Answer with nothing but a number: how many lines include the word "Alle"?

####

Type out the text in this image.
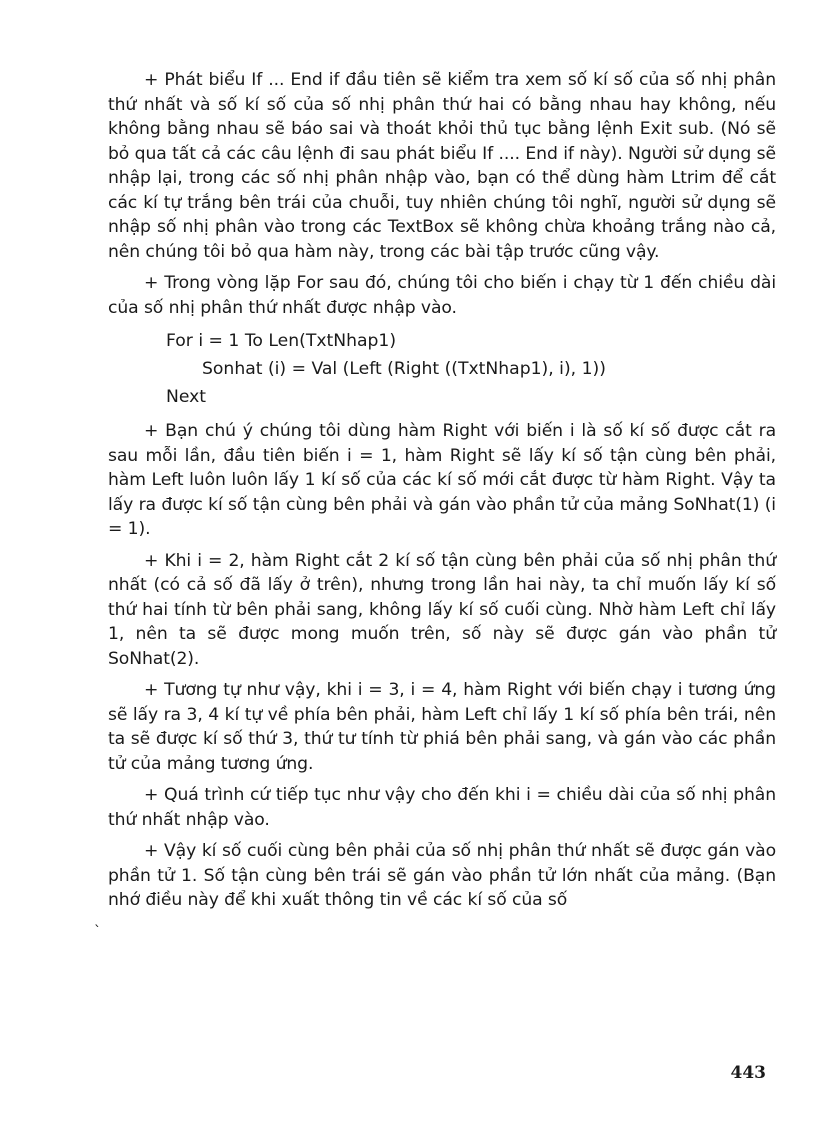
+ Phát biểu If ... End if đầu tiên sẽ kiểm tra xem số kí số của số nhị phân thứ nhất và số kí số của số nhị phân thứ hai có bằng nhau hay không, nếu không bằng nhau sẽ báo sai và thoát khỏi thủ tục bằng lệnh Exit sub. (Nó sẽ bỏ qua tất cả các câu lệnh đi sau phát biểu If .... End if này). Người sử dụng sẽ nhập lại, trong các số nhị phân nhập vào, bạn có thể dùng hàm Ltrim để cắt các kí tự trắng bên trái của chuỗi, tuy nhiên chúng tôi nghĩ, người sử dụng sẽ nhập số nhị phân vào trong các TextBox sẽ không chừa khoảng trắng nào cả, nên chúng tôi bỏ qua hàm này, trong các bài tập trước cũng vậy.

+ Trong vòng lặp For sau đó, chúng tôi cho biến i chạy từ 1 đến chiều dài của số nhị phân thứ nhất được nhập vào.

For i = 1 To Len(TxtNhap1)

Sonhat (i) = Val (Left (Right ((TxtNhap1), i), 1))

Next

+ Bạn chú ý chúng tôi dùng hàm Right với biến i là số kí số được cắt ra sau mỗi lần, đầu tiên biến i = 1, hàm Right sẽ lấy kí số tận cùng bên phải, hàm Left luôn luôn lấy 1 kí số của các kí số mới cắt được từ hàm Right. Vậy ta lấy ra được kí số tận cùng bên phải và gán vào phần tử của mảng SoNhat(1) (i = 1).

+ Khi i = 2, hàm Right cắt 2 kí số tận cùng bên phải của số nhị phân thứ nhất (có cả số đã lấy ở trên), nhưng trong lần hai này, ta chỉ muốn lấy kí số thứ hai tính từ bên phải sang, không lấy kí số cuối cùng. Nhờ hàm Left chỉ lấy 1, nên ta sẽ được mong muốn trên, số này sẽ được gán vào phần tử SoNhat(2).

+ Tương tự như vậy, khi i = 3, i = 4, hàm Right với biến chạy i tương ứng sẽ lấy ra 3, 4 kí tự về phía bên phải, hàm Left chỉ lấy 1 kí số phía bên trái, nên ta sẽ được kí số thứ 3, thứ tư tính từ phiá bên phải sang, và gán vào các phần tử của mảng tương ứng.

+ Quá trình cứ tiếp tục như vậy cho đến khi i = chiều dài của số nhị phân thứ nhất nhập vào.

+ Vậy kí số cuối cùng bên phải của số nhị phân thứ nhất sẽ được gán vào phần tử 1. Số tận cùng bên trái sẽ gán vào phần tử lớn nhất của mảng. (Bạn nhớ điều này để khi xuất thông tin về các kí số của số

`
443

####

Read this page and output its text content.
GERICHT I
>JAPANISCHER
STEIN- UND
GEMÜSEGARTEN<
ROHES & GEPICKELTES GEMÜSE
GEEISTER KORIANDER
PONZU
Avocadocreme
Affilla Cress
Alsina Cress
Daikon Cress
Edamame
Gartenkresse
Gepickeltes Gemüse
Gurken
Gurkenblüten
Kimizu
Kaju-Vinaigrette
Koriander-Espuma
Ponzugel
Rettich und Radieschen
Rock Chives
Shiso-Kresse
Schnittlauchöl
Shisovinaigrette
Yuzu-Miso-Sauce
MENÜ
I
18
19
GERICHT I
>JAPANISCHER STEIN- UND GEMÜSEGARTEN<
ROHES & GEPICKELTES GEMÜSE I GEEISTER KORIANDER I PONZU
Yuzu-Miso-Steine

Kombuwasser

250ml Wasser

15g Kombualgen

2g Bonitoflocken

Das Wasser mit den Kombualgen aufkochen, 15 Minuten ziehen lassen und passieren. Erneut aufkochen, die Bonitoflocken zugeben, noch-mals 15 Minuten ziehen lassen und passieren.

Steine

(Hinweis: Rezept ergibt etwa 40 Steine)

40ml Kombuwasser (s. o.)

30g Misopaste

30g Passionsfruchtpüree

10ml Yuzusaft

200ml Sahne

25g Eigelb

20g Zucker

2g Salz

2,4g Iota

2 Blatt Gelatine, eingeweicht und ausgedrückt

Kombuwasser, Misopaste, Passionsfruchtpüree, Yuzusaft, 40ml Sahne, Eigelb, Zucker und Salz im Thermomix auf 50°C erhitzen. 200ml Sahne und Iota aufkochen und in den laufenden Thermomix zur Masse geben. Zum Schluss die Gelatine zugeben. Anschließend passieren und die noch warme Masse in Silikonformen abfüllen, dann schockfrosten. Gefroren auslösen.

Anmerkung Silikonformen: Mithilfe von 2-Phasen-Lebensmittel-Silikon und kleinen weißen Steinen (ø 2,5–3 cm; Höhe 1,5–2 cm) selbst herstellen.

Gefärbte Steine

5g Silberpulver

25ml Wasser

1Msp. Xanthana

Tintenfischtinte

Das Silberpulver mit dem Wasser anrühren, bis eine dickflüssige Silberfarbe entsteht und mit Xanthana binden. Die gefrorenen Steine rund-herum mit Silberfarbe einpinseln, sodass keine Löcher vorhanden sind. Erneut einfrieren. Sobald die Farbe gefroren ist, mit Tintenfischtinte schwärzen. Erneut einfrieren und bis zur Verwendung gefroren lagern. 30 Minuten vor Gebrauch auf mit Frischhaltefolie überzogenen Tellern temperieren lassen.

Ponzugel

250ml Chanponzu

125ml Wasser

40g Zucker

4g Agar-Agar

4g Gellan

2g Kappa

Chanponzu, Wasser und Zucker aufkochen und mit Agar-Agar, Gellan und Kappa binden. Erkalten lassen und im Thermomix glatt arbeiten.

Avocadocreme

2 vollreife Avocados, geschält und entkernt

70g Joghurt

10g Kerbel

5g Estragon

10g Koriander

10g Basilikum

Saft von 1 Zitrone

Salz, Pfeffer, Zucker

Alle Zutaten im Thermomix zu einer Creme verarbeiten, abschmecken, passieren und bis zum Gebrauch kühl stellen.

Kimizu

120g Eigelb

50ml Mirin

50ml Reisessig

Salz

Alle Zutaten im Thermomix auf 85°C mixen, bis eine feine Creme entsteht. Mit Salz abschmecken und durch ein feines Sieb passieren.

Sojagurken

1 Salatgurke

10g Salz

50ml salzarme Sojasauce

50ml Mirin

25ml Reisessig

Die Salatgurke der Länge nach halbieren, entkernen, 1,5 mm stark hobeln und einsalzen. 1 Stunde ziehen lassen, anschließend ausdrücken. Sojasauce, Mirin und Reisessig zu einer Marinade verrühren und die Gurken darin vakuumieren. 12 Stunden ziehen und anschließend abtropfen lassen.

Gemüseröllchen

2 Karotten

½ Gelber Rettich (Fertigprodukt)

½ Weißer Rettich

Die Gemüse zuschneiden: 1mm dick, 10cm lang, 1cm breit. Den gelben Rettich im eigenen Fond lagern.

####

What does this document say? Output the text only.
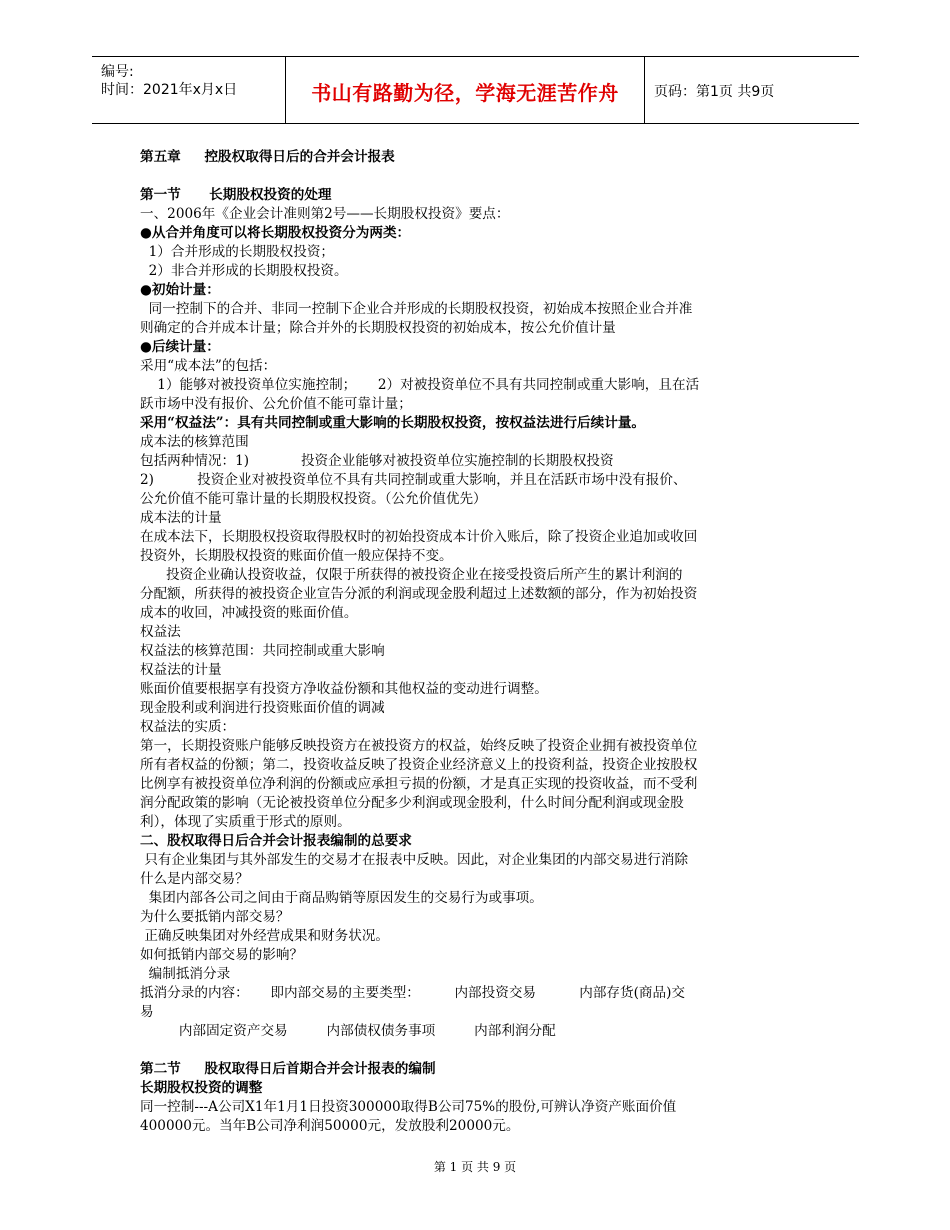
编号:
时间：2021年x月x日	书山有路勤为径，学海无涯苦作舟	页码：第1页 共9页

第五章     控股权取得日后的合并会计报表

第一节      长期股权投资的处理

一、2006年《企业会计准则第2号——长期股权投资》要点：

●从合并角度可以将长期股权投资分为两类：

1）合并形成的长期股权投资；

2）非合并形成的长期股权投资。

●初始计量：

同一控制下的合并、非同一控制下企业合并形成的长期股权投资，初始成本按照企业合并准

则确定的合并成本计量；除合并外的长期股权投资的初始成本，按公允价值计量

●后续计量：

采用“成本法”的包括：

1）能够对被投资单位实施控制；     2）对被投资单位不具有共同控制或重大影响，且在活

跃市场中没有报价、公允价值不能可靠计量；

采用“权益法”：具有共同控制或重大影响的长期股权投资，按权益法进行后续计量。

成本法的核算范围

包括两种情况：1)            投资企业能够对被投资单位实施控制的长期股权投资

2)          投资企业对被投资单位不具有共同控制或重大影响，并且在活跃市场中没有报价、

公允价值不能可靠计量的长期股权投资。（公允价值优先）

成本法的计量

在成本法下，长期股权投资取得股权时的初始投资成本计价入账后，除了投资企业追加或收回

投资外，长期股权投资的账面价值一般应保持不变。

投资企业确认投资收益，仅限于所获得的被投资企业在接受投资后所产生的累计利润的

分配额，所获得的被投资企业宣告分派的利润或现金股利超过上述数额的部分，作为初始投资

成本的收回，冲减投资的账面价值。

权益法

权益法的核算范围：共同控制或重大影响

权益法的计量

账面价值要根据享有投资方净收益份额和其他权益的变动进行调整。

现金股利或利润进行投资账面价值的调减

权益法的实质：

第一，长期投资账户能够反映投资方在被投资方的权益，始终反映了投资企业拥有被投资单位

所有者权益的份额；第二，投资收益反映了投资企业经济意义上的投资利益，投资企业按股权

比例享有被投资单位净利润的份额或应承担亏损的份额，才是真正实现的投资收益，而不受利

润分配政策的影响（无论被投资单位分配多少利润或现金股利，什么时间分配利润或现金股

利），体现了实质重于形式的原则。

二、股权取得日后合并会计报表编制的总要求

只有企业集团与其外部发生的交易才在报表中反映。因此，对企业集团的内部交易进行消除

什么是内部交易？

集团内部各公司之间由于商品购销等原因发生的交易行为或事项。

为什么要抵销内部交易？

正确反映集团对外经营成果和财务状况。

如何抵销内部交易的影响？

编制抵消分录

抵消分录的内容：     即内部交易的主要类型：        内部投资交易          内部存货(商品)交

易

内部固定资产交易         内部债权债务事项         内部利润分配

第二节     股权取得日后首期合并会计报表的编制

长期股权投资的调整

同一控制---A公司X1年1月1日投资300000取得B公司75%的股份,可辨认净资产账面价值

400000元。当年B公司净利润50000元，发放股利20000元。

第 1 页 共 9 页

####

Response to this exercise: 2